What the task asks - Scan the data for "submit" and copy the lines it appears in.

Task data -
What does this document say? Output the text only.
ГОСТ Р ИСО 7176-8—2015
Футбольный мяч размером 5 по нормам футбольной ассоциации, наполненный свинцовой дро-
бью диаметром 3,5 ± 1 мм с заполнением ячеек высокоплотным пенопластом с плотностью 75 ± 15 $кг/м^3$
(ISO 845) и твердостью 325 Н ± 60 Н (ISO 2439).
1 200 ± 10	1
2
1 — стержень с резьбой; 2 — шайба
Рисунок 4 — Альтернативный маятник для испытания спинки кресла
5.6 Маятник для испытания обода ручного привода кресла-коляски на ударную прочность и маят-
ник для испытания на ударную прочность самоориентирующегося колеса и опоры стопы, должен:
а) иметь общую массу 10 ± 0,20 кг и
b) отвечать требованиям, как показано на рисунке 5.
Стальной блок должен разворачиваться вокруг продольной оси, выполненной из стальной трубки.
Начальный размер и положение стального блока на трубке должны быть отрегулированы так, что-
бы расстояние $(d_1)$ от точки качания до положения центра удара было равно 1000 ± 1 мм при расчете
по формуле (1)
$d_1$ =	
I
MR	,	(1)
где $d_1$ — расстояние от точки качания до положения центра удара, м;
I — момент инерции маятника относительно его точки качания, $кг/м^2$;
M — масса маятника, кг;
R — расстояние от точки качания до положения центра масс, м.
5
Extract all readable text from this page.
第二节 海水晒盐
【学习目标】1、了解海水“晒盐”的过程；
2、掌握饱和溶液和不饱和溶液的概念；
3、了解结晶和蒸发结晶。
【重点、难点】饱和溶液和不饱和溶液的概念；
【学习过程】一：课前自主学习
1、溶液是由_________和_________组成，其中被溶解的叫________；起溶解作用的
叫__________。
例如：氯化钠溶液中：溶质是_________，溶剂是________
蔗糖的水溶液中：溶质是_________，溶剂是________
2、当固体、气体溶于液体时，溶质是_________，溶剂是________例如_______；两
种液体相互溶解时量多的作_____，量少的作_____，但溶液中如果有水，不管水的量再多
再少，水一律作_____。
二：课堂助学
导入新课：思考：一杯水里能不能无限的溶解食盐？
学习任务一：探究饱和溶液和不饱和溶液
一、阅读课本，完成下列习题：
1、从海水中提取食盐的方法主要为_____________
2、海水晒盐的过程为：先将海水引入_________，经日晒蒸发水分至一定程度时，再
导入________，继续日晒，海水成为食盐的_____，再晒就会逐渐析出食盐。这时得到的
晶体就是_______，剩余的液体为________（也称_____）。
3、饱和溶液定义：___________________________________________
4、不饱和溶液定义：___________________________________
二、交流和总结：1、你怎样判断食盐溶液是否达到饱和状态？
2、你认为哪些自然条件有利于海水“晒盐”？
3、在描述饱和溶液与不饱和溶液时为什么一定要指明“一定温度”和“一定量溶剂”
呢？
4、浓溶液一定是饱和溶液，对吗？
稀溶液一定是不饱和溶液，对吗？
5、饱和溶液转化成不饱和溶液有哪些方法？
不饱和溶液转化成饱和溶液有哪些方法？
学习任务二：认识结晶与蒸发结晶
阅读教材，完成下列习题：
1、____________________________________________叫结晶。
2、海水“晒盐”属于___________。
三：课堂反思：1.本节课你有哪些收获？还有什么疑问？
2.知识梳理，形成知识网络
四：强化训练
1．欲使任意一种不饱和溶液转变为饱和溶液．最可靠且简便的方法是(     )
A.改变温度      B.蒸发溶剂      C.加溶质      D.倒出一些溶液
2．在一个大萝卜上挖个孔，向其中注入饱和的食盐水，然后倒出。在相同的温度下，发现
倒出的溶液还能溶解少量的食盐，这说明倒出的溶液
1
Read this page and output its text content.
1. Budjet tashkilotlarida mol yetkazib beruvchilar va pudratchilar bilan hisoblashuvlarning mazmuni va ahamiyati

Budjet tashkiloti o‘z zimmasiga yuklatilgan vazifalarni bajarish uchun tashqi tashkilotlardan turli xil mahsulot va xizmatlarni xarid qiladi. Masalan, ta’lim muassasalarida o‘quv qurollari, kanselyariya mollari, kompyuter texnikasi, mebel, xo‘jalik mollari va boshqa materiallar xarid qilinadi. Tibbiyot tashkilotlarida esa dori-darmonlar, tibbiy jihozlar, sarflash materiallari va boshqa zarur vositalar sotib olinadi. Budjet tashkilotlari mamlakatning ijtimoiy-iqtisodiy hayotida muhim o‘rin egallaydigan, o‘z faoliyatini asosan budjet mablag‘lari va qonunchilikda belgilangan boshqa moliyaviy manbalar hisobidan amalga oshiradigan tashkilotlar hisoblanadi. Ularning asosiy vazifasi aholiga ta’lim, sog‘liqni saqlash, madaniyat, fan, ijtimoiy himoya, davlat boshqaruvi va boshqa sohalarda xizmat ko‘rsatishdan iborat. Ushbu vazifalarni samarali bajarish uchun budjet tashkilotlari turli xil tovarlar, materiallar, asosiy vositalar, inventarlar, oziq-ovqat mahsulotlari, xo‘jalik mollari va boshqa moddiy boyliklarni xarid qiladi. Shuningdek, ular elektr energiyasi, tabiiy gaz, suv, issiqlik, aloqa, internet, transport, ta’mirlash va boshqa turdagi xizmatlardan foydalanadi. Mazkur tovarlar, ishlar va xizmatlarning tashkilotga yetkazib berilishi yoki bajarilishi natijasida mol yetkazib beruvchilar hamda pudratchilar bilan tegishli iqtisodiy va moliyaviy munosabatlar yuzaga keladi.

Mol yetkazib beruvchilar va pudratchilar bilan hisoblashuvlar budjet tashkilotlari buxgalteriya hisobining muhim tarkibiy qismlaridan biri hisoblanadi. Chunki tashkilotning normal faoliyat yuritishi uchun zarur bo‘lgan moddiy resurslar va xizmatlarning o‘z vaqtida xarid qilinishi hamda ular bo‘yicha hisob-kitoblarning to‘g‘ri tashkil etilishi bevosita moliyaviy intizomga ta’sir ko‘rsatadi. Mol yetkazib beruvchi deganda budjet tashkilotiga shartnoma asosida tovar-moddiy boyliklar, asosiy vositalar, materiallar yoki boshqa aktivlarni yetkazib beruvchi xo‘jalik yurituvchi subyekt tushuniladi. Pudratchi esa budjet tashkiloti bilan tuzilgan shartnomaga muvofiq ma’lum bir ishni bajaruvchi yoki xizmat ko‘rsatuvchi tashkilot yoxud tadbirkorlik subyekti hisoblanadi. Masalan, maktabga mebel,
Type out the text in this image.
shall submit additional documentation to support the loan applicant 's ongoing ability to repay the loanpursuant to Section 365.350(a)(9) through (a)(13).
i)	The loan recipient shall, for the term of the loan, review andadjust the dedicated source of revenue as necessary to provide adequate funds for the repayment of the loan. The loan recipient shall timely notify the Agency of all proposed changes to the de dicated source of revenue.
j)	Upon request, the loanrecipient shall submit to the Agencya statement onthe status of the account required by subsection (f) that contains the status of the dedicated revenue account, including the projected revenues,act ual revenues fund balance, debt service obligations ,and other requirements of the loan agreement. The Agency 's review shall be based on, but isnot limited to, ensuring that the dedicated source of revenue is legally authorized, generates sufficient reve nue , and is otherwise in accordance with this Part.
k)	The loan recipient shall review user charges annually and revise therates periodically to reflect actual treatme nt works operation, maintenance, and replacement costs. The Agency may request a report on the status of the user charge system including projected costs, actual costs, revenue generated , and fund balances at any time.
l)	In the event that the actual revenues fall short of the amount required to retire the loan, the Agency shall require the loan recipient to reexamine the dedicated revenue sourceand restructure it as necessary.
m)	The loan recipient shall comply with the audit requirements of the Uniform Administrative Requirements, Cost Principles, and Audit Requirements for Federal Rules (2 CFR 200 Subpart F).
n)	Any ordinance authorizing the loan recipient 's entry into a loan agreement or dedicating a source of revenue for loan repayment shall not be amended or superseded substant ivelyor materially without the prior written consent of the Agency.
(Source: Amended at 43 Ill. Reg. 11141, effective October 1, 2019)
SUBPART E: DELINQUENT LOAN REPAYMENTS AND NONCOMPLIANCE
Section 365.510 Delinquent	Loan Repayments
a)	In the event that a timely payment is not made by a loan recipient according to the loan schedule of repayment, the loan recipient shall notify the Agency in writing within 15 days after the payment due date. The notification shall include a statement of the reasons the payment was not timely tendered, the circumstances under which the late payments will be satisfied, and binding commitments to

Task solution -
shall submit additional documentation to support the loan applicant 's ongoing ability to repay the loanpursuant to Section 365.350(a)(9) through (a)(13).
j)	Upon request, the loanrecipient shall submit to the Agencya statement onthe status of the account required by subsection (f) that contains the status of the dedicated revenue account, including the projected revenues,act ual revenues fund balance, debt service obligations ,and other requirements of the loan agreement. The Agency 's review shall be based on, but isnot limited to, ensuring that the dedicated source of revenue is legally authorized, generates sufficient reve nue , and is otherwise in accordance with this Part.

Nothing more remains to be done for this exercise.